__AIM__
Say how many lines of the material below contain the word "峰的响应值", with no other words.

Start RAW RECORDS

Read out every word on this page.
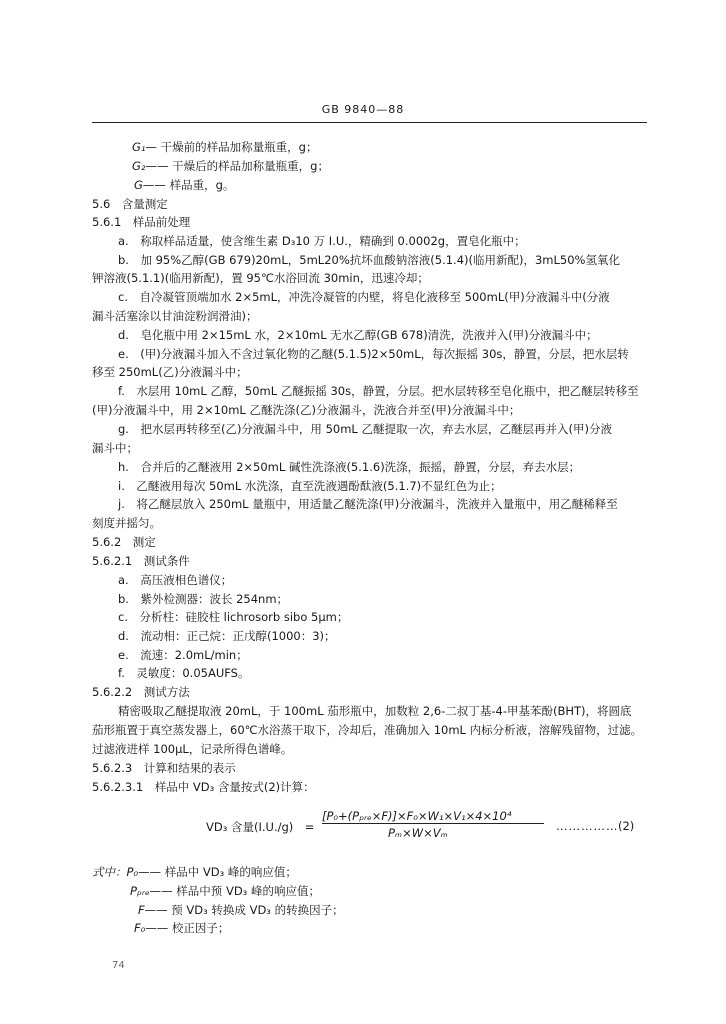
GB 9840—88
G₁— 干燥前的样品加称量瓶重，g；
G₂—— 干燥后的样品加称量瓶重，g；
G—— 样品重，g。
5.6　含量测定
5.6.1　样品前处理
a.　称取样品适量，使含维生素 D₃10 万 I.U.，精确到 0.0002g，置皂化瓶中；
b.　加 95%乙醇(GB 679)20mL，5mL20%抗坏血酸钠溶液(5.1.4)(临用新配)，3mL50%氢氧化
钾溶液(5.1.1)(临用新配)，置 95℃水浴回流 30min，迅速冷却；
c.　自冷凝管顶端加水 2×5mL，冲洗冷凝管的内壁，将皂化液移至 500mL(甲)分液漏斗中(分液
漏斗活塞涂以甘油淀粉润滑油)；
d.　皂化瓶中用 2×15mL 水，2×10mL 无水乙醇(GB 678)清洗，洗液并入(甲)分液漏斗中；
e.　(甲)分液漏斗加入不含过氧化物的乙醚(5.1.5)2×50mL，每次振摇 30s，静置，分层，把水层转
移至 250mL(乙)分液漏斗中；
f.　水层用 10mL 乙醇，50mL 乙醚振摇 30s，静置，分层。把水层转移至皂化瓶中，把乙醚层转移至
(甲)分液漏斗中，用 2×10mL 乙醚洗涤(乙)分液漏斗，洗液合并至(甲)分液漏斗中；
g.　把水层再转移至(乙)分液漏斗中，用 50mL 乙醚提取一次，弃去水层，乙醚层再并入(甲)分液
漏斗中；
h.　合并后的乙醚液用 2×50mL 碱性洗涤液(5.1.6)洗涤，振摇，静置，分层，弃去水层；
i.　乙醚液用每次 50mL 水洗涤，直至洗液遇酚酞液(5.1.7)不显红色为止；
j.　将乙醚层放入 250mL 量瓶中，用适量乙醚洗涤(甲)分液漏斗，洗液并入量瓶中，用乙醚稀释至
刻度并摇匀。
5.6.2　测定
5.6.2.1　测试条件
a.　高压液相色谱仪；
b.　紫外检测器：波长 254nm；
c.　分析柱：硅胶柱 lichrosorb sibo 5μm；
d.　流动相：正己烷：正戊醇(1000：3)；
e.　流速：2.0mL/min；
f.　灵敏度：0.05AUFS。
5.6.2.2　测试方法
精密吸取乙醚提取液 20mL，于 100mL 茄形瓶中，加数粒 2,6-二叔丁基-4-甲基苯酚(BHT)，将圆底
茄形瓶置于真空蒸发器上，60℃水浴蒸干取下，冷却后，准确加入 10mL 内标分析液，溶解残留物，过滤。
过滤液进样 100μL，记录所得色谱峰。
5.6.2.3　计算和结果的表示
5.6.2.3.1　样品中 VD₃ 含量按式(2)计算：
VD₃ 含量(I.U./g)　=
[P₀+(Pₚᵣₑ×F)]×F₀×W₁×V₁×4×10⁴
Pₘ×W×Vₘ	…………… (2)
式中：P₀—— 样品中 VD₃ 峰的响应值；
Pₚᵣₑ—— 样品中预 VD₃ 峰的响应值；
F—— 预 VD₃ 转换成 VD₃ 的转换因子；
F₀—— 校正因子；
74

End RAW RECORDS

__WRITTEN ANSWER__
2